__GIVEN EXERCISE__
Repeat the listing below in full, exactly as it stands.

= = = =

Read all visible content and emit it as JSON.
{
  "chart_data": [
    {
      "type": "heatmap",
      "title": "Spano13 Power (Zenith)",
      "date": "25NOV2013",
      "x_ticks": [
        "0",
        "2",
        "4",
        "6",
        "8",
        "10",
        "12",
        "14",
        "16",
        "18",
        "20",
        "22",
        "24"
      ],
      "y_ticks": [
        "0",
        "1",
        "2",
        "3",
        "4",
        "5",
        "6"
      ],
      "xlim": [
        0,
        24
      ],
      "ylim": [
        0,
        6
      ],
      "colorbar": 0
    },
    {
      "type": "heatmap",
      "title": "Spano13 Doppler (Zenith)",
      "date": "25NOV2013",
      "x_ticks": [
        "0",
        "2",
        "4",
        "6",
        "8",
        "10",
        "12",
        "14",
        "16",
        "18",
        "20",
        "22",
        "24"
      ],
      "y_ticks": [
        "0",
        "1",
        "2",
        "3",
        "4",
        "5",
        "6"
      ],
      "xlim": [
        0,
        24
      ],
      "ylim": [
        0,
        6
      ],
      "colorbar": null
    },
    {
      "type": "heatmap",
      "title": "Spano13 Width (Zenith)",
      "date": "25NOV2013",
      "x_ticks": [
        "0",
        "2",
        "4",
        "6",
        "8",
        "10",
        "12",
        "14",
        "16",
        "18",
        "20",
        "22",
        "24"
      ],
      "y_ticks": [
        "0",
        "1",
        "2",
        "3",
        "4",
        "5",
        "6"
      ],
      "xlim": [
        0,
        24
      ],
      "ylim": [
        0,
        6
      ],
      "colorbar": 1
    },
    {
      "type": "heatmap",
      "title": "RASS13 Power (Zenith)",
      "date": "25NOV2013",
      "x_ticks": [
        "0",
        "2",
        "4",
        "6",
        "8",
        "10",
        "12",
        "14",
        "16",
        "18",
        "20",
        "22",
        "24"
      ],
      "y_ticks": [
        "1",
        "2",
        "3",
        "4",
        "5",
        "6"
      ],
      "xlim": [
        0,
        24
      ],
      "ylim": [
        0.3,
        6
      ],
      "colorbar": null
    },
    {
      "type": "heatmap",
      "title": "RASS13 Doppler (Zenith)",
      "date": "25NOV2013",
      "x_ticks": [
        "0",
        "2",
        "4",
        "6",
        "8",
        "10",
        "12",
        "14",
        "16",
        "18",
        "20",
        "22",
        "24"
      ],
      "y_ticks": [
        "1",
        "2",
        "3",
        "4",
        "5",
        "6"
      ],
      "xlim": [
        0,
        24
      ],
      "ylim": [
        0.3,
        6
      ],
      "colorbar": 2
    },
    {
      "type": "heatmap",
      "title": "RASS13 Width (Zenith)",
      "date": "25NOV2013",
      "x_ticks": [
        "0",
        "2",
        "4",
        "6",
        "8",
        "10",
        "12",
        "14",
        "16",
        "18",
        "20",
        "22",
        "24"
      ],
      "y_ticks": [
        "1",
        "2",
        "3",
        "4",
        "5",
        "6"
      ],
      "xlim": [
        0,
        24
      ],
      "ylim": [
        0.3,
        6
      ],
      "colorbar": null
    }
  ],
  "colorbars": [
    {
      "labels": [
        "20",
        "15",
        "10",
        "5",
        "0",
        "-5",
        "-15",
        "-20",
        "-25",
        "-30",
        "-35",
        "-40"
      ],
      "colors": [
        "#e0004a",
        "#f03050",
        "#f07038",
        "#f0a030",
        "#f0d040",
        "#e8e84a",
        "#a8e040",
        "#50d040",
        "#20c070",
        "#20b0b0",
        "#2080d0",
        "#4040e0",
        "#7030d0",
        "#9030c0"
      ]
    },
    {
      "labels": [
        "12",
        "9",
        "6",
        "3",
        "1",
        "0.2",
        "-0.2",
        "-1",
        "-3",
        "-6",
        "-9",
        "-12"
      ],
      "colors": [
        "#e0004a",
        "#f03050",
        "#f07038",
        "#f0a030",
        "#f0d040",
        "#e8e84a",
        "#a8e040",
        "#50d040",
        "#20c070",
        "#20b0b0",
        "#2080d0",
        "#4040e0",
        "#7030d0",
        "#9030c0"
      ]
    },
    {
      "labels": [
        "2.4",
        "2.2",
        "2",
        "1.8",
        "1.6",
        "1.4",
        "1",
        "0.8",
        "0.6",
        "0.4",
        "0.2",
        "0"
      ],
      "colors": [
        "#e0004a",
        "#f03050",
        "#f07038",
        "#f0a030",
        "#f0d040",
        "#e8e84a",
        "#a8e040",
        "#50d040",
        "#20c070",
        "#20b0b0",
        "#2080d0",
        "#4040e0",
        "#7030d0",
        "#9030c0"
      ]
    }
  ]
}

= = = =

__FULL SOLUTION__
Read all visible content and emit it as JSON.
{
  "chart_data": [
    {
      "type": "heatmap",
      "title": "Spano13 Power (Zenith)",
      "date": "25NOV2013",
      "x_ticks": [
        "0",
        "2",
        "4",
        "6",
        "8",
        "10",
        "12",
        "14",
        "16",
        "18",
        "20",
        "22",
        "24"
      ],
      "y_ticks": [
        "0",
        "1",
        "2",
        "3",
        "4",
        "5",
        "6"
      ],
      "xlim": [
        0,
        24
      ],
      "ylim": [
        0,
        6
      ],
      "colorbar": 0
    },
    {
      "type": "heatmap",
      "title": "Spano13 Doppler (Zenith)",
      "date": "25NOV2013",
      "x_ticks": [
        "0",
        "2",
        "4",
        "6",
        "8",
        "10",
        "12",
        "14",
        "16",
        "18",
        "20",
        "22",
        "24"
      ],
      "y_ticks": [
        "0",
        "1",
        "2",
        "3",
        "4",
        "5",
        "6"
      ],
      "xlim": [
        0,
        24
      ],
      "ylim": [
        0,
        6
      ],
      "colorbar": null
    },
    {
      "type": "heatmap",
      "title": "Spano13 Width (Zenith)",
      "date": "25NOV2013",
      "x_ticks": [
        "0",
        "2",
        "4",
        "6",
        "8",
        "10",
        "12",
        "14",
        "16",
        "18",
        "20",
        "22",
        "24"
      ],
      "y_ticks": [
        "0",
        "1",
        "2",
        "3",
        "4",
        "5",
        "6"
      ],
      "xlim": [
        0,
        24
      ],
      "ylim": [
        0,
        6
      ],
      "colorbar": 1
    },
    {
      "type": "heatmap",
      "title": "RASS13 Power (Zenith)",
      "date": "25NOV2013",
      "x_ticks": [
        "0",
        "2",
        "4",
        "6",
        "8",
        "10",
        "12",
        "14",
        "16",
        "18",
        "20",
        "22",
        "24"
      ],
      "y_ticks": [
        "1",
        "2",
        "3",
        "4",
        "5",
        "6"
      ],
      "xlim": [
        0,
        24
      ],
      "ylim": [
        0.3,
        6
      ],
      "colorbar": null
    },
    {
      "type": "heatmap",
      "title": "RASS13 Doppler (Zenith)",
      "date": "25NOV2013",
      "x_ticks": [
        "0",
        "2",
        "4",
        "6",
        "8",
        "10",
        "12",
        "14",
        "16",
        "18",
        "20",
        "22",
        "24"
      ],
      "y_ticks": [
        "1",
        "2",
        "3",
        "4",
        "5",
        "6"
      ],
      "xlim": [
        0,
        24
      ],
      "ylim": [
        0.3,
        6
      ],
      "colorbar": 2
    },
    {
      "type": "heatmap",
      "title": "RASS13 Width (Zenith)",
      "date": "25NOV2013",
      "x_ticks": [
        "0",
        "2",
        "4",
        "6",
        "8",
        "10",
        "12",
        "14",
        "16",
        "18",
        "20",
        "22",
        "24"
      ],
      "y_ticks": [
        "1",
        "2",
        "3",
        "4",
        "5",
        "6"
      ],
      "xlim": [
        0,
        24
      ],
      "ylim": [
        0.3,
        6
      ],
      "colorbar": null
    }
  ],
  "colorbars": [
    {
      "labels": [
        "20",
        "15",
        "10",
        "5",
        "0",
        "-5",
        "-15",
        "-20",
        "-25",
        "-30",
        "-35",
        "-40"
      ],
      "colors": [
        "#e0004a",
        "#f03050",
        "#f07038",
        "#f0a030",
        "#f0d040",
        "#e8e84a",
        "#a8e040",
        "#50d040",
        "#20c070",
        "#20b0b0",
        "#2080d0",
        "#4040e0",
        "#7030d0",
        "#9030c0"
      ]
    },
    {
      "labels": [
        "12",
        "9",
        "6",
        "3",
        "1",
        "0.2",
        "-0.2",
        "-1",
        "-3",
        "-6",
        "-9",
        "-12"
      ],
      "colors": [
        "#e0004a",
        "#f03050",
        "#f07038",
        "#f0a030",
        "#f0d040",
        "#e8e84a",
        "#a8e040",
        "#50d040",
        "#20c070",
        "#20b0b0",
        "#2080d0",
        "#4040e0",
        "#7030d0",
        "#9030c0"
      ]
    },
    {
      "labels": [
        "2.4",
        "2.2",
        "2",
        "1.8",
        "1.6",
        "1.4",
        "1",
        "0.8",
        "0.6",
        "0.4",
        "0.2",
        "0"
      ],
      "colors": [
        "#e0004a",
        "#f03050",
        "#f07038",
        "#f0a030",
        "#f0d040",
        "#e8e84a",
        "#a8e040",
        "#50d040",
        "#20c070",
        "#20b0b0",
        "#2080d0",
        "#4040e0",
        "#7030d0",
        "#9030c0"
      ]
    }
  ]
}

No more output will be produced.